--- start Material ---

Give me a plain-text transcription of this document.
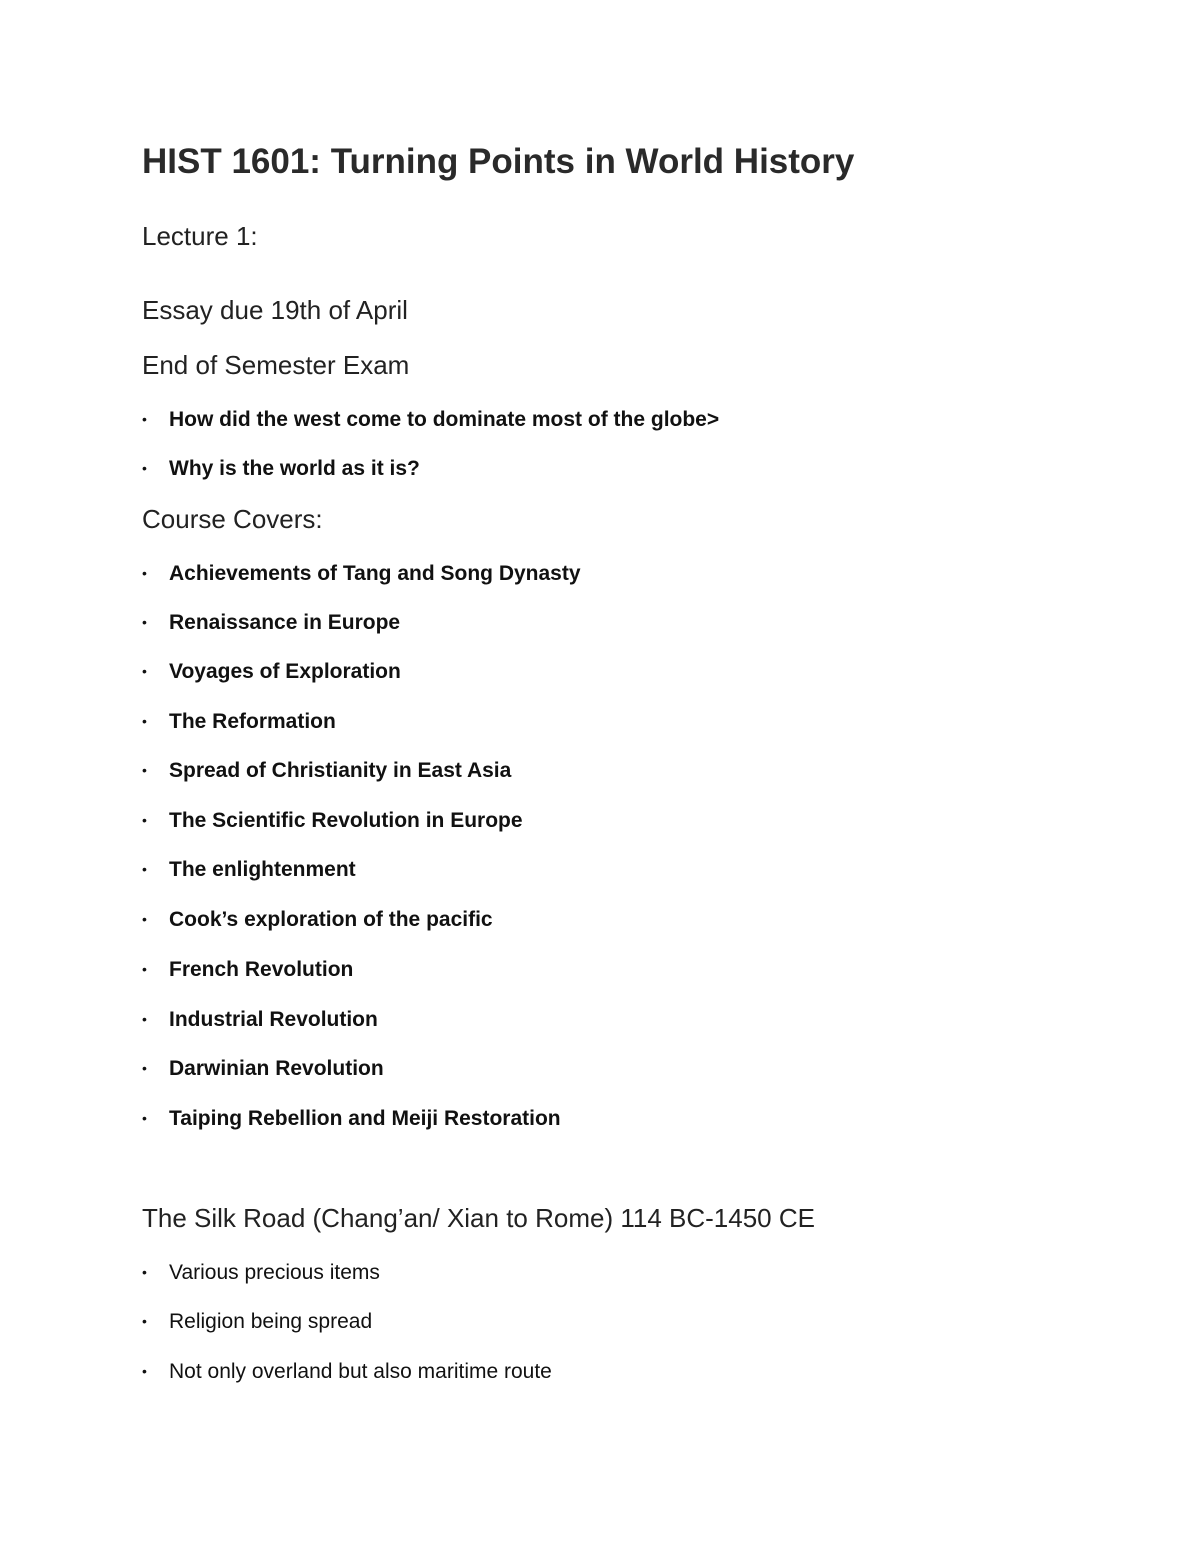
HIST 1601: Turning Points in World History

Lecture 1:

Essay due 19th of April

End of Semester Exam

• How did the west come to dominate most of the globe>
• Why is the world as it is?

Course Covers:

• Achievements of Tang and Song Dynasty
• Renaissance in Europe
• Voyages of Exploration
• The Reformation
• Spread of Christianity in East Asia
• The Scientific Revolution in Europe
• The enlightenment
• Cook’s exploration of the pacific
• French Revolution
• Industrial Revolution
• Darwinian Revolution
• Taiping Rebellion and Meiji Restoration

The Silk Road (Chang’an/ Xian to Rome) 114 BC-1450 CE

• Various precious items
• Religion being spread
• Not only overland but also maritime route
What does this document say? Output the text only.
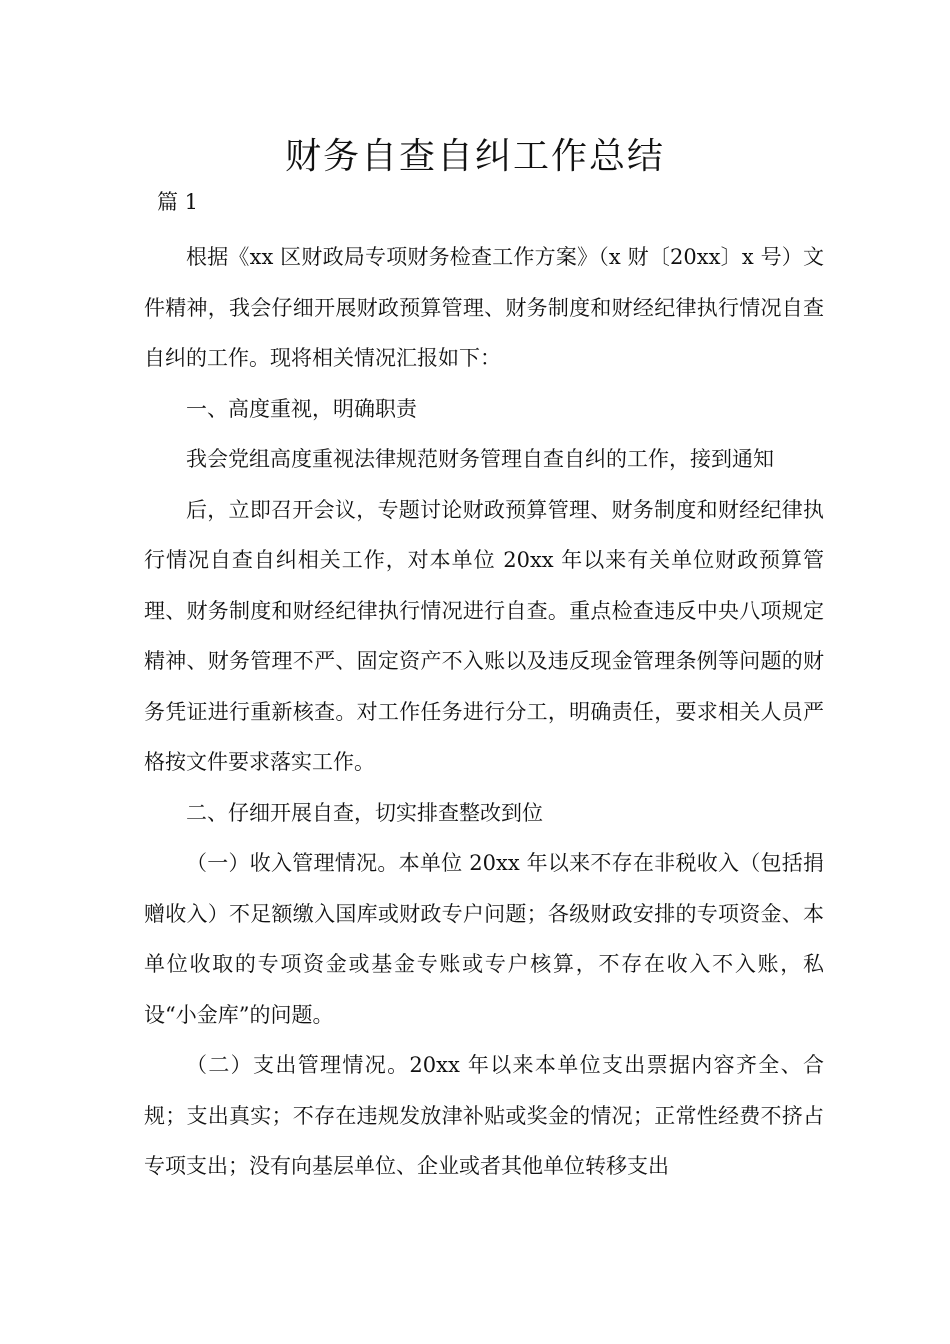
财务自查自纠工作总结
篇 1

根据《xx 区财政局专项财务检查工作方案》（x 财〔20xx〕x 号）文件精神，我会仔细开展财政预算管理、财务制度和财经纪律执行情况自查自纠的工作。现将相关情况汇报如下：

一、高度重视，明确职责

我会党组高度重视法律规范财务管理自查自纠的工作，接到通知

后，立即召开会议，专题讨论财政预算管理、财务制度和财经纪律执行情况自查自纠相关工作，对本单位 20xx 年以来有关单位财政预算管理、财务制度和财经纪律执行情况进行自查。重点检查违反中央八项规定精神、财务管理不严、固定资产不入账以及违反现金管理条例等问题的财务凭证进行重新核查。对工作任务进行分工，明确责任，要求相关人员严格按文件要求落实工作。

二、仔细开展自查，切实排查整改到位

（一）收入管理情况。本单位 20xx 年以来不存在非税收入（包括捐赠收入）不足额缴入国库或财政专户问题；各级财政安排的专项资金、本单位收取的专项资金或基金专账或专户核算，不存在收入不入账，私设“小金库”的问题。

（二）支出管理情况。20xx 年以来本单位支出票据内容齐全、合规；支出真实；不存在违规发放津补贴或奖金的情况；正常性经费不挤占专项支出；没有向基层单位、企业或者其他单位转移支出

--- end Material ---

■ **Goal of the exercise**
Find the lines with the string "only" and reproduce them.

■ **Final answer**
• Not only overland but also maritime route
What does this document say? Output the text only.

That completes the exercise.